AIM = Below are some records; give them all again exactly, but not the pictures.

ENTRIES PROVIDED =
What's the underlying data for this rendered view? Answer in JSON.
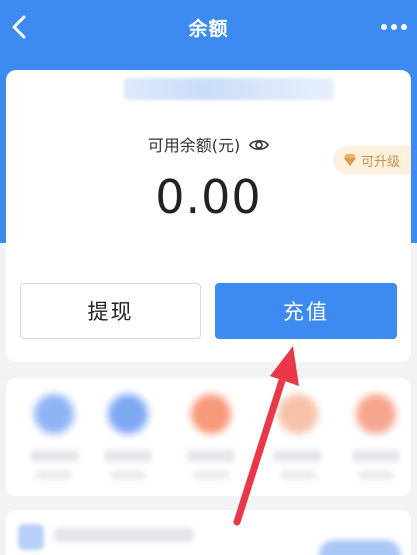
{
  "header": {
    "title": "余额",
    "back_icon": "chevron-left-icon",
    "more_icon": "more-dots-icon"
  },
  "balance": {
    "label": "可用余额(元)",
    "amount": "0.00",
    "upgrade_badge": "可升级"
  },
  "actions": {
    "withdraw_label": "提现",
    "recharge_label": "充值"
  },
  "colors": {
    "primary": "#3d8bf0",
    "badge_bg": "#fdf1dd",
    "badge_text": "#c9924a",
    "annotation_arrow": "#e8384a"
  },
  "shortcut_icon_colors": [
    "#8fb4f6",
    "#7fa8f3",
    "#f79a7a",
    "#f7c2a9",
    "#f6a68f"
  ]
}
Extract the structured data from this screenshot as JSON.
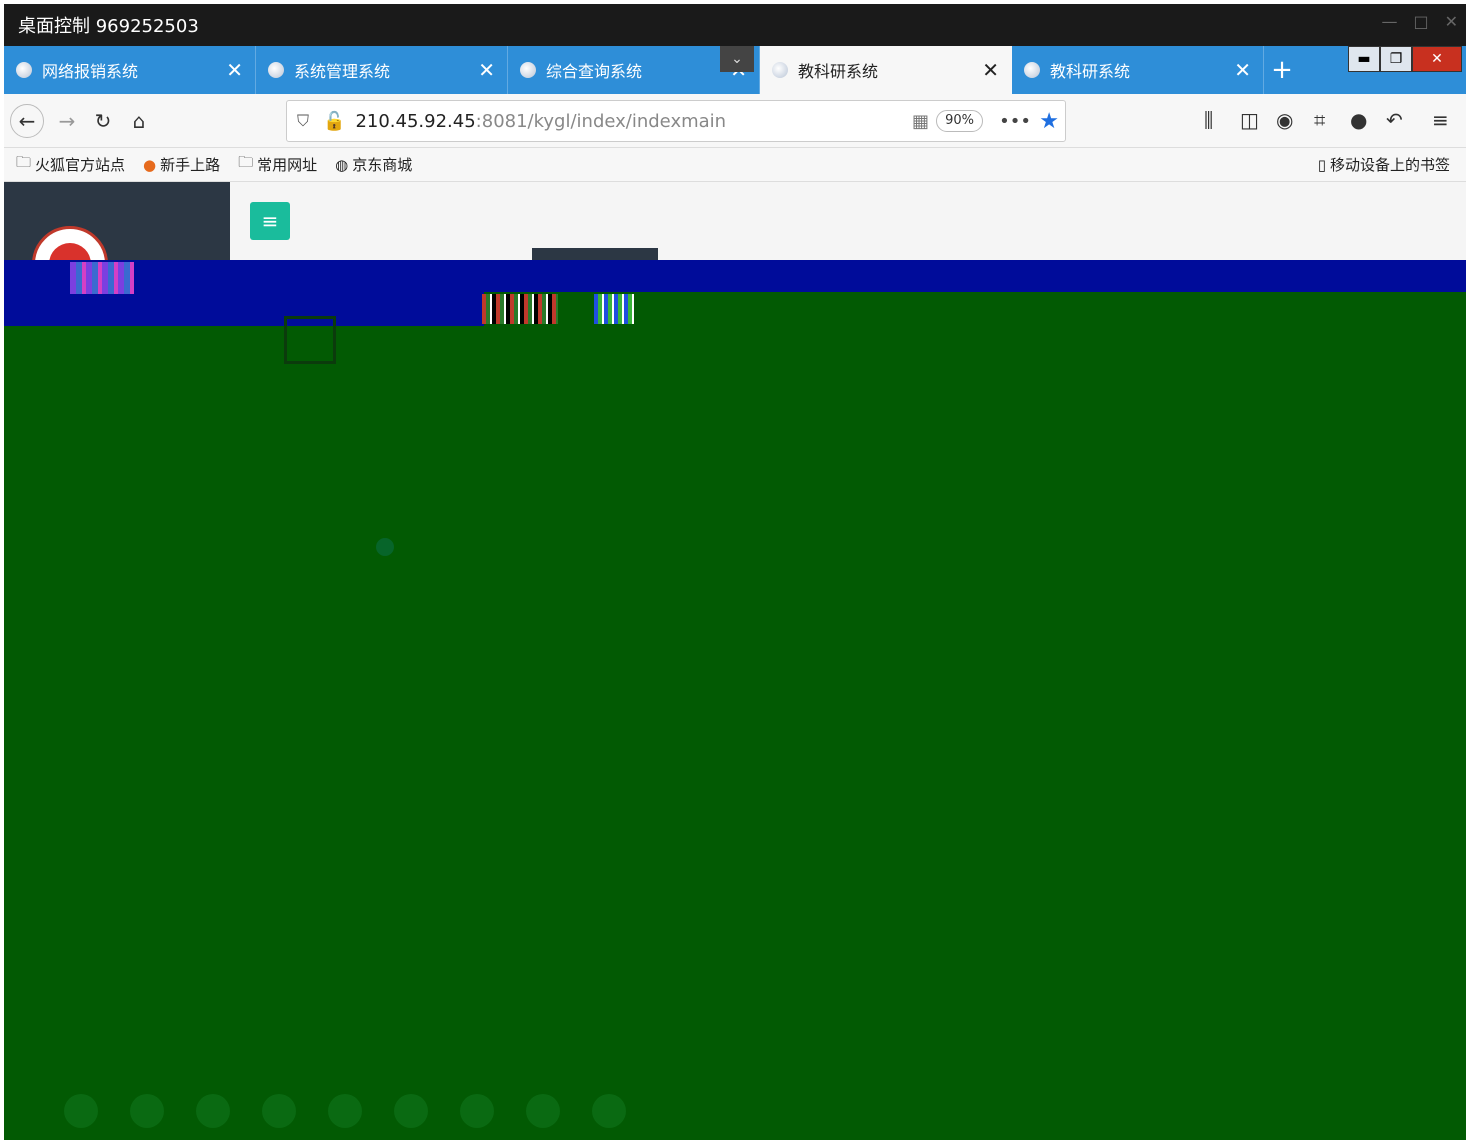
{
  "remote": {
    "title": "桌面控制 969252503"
  },
  "tabs": [
    {
      "label": "网络报销系统"
    },
    {
      "label": "系统管理系统"
    },
    {
      "label": "综合查询系统"
    },
    {
      "label": "教科研系统"
    },
    {
      "label": "教科研系统"
    }
  ],
  "address_bar": {
    "url_host": "210.45.92.45",
    "url_path_dim": ":8081",
    "url_path": "/kygl/index/indexmain",
    "zoom": "90%"
  },
  "bookmarks": [
    {
      "label": "火狐官方站点",
      "icon": "folder-icon"
    },
    {
      "label": "新手上路",
      "icon": "firefox-icon"
    },
    {
      "label": "常用网址",
      "icon": "folder-icon"
    },
    {
      "label": "京东商城",
      "icon": "globe-icon"
    }
  ],
  "bookmarks_right": "移动设备上的书签",
  "colors": {
    "tab_strip": "#2e8ed8",
    "sidebar": "#2c3744",
    "menu_button": "#1abc9c",
    "glitch_blue": "#000c9a",
    "glitch_green": "#025a03"
  }
}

ANSWER TO THE TASK =
What's the underlying data for this rendered view? Answer in JSON.
{
  "header": {
    "title": "余额",
    "back_icon": "chevron-left-icon",
    "more_icon": "more-dots-icon"
  },
  "balance": {
    "label": "可用余额(元)",
    "amount": "0.00",
    "upgrade_badge": "可升级"
  },
  "actions": {
    "withdraw_label": "提现",
    "recharge_label": "充值"
  },
  "colors": {
    "primary": "#3d8bf0",
    "badge_bg": "#fdf1dd",
    "badge_text": "#c9924a",
    "annotation_arrow": "#e8384a"
  },
  "shortcut_icon_colors": [
    "#8fb4f6",
    "#7fa8f3",
    "#f79a7a",
    "#f7c2a9",
    "#f6a68f"
  ]
}
Extract the structured data from this screenshot as JSON.
{
  "remote": {
    "title": "桌面控制 969252503"
  },
  "tabs": [
    {
      "label": "网络报销系统"
    },
    {
      "label": "系统管理系统"
    },
    {
      "label": "综合查询系统"
    },
    {
      "label": "教科研系统"
    },
    {
      "label": "教科研系统"
    }
  ],
  "address_bar": {
    "url_host": "210.45.92.45",
    "url_path_dim": ":8081",
    "url_path": "/kygl/index/indexmain",
    "zoom": "90%"
  },
  "bookmarks": [
    {
      "label": "火狐官方站点",
      "icon": "folder-icon"
    },
    {
      "label": "新手上路",
      "icon": "firefox-icon"
    },
    {
      "label": "常用网址",
      "icon": "folder-icon"
    },
    {
      "label": "京东商城",
      "icon": "globe-icon"
    }
  ],
  "bookmarks_right": "移动设备上的书签",
  "colors": {
    "tab_strip": "#2e8ed8",
    "sidebar": "#2c3744",
    "menu_button": "#1abc9c",
    "glitch_blue": "#000c9a",
    "glitch_green": "#025a03"
  }
}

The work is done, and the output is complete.